Reproduce exactly, with no other output, every line of the data below from the line containing "Give me a plain-text" to the end, inclusive.

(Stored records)
## BEGIN

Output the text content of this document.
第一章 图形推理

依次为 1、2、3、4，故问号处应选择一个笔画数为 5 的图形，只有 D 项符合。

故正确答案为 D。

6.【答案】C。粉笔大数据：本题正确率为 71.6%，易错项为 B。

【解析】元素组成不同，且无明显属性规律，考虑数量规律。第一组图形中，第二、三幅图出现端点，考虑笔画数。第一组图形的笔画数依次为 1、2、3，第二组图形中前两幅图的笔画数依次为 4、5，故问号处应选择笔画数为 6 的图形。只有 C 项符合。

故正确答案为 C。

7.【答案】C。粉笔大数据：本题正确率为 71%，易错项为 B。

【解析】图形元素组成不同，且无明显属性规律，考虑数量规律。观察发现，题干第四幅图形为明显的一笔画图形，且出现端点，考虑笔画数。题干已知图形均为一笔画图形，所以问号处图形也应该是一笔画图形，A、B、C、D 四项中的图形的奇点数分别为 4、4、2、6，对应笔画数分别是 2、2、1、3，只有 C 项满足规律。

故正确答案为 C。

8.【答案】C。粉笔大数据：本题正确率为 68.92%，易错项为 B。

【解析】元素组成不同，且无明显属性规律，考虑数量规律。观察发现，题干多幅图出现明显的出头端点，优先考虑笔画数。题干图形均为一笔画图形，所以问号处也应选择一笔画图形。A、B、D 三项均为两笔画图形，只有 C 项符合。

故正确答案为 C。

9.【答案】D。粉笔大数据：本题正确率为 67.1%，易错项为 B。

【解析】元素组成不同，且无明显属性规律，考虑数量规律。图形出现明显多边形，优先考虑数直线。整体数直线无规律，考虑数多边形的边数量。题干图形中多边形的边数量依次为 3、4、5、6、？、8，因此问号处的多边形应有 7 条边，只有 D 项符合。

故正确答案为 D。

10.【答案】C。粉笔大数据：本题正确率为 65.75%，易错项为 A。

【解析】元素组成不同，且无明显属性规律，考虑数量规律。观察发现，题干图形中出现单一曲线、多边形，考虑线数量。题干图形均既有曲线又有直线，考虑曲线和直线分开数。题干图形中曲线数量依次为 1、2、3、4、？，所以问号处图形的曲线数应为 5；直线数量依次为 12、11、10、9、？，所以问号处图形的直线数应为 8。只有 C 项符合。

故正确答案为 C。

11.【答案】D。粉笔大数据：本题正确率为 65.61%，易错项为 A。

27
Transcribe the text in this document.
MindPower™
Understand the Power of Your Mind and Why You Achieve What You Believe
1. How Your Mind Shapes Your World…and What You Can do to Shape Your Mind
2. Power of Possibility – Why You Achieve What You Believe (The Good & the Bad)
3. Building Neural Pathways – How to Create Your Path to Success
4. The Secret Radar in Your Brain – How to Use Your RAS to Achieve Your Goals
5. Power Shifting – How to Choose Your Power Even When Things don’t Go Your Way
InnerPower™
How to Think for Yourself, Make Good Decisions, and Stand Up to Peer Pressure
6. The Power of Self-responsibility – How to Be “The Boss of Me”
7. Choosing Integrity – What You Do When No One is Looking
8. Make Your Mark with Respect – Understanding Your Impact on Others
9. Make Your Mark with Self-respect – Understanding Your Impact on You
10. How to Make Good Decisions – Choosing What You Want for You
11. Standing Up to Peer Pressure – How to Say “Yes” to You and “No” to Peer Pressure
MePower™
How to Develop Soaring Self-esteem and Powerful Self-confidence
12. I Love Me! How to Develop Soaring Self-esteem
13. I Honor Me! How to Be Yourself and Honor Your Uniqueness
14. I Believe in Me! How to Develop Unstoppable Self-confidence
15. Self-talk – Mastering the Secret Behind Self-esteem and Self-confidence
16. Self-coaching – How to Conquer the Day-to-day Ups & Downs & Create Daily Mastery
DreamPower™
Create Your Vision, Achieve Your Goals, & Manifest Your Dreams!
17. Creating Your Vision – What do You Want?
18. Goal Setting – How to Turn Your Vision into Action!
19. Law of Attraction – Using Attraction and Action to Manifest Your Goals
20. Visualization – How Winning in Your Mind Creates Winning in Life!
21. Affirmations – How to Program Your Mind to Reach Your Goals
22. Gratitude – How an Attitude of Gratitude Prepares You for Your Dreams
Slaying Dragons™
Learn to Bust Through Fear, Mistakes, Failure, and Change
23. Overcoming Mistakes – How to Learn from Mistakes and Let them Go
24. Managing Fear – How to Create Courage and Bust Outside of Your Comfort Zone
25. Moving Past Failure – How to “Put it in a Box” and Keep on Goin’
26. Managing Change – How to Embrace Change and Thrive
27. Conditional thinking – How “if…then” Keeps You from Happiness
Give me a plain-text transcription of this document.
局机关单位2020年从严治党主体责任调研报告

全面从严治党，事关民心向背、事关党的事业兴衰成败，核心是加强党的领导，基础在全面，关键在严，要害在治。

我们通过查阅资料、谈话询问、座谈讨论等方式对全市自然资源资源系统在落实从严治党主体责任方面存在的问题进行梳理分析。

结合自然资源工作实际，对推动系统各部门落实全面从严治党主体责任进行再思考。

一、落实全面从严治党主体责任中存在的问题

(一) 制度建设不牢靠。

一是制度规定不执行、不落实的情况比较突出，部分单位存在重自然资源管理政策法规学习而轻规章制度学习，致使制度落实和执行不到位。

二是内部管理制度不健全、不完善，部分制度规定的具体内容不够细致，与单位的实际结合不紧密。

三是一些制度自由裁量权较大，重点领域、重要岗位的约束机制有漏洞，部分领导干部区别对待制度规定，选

## END

Written answer.
Give me a plain-text transcription of this document.
局机关单位2020年从严治党主体责任调研报告

全面从严治党，事关民心向背、事关党的事业兴衰成败，核心是加强党的领导，基础在全面，关键在严，要害在治。

我们通过查阅资料、谈话询问、座谈讨论等方式对全市自然资源资源系统在落实从严治党主体责任方面存在的问题进行梳理分析。

结合自然资源工作实际，对推动系统各部门落实全面从严治党主体责任进行再思考。

一、落实全面从严治党主体责任中存在的问题

(一) 制度建设不牢靠。

一是制度规定不执行、不落实的情况比较突出，部分单位存在重自然资源管理政策法规学习而轻规章制度学习，致使制度落实和执行不到位。

二是内部管理制度不健全、不完善，部分制度规定的具体内容不够细致，与单位的实际结合不紧密。

三是一些制度自由裁量权较大，重点领域、重要岗位的约束机制有漏洞，部分领导干部区别对待制度规定，选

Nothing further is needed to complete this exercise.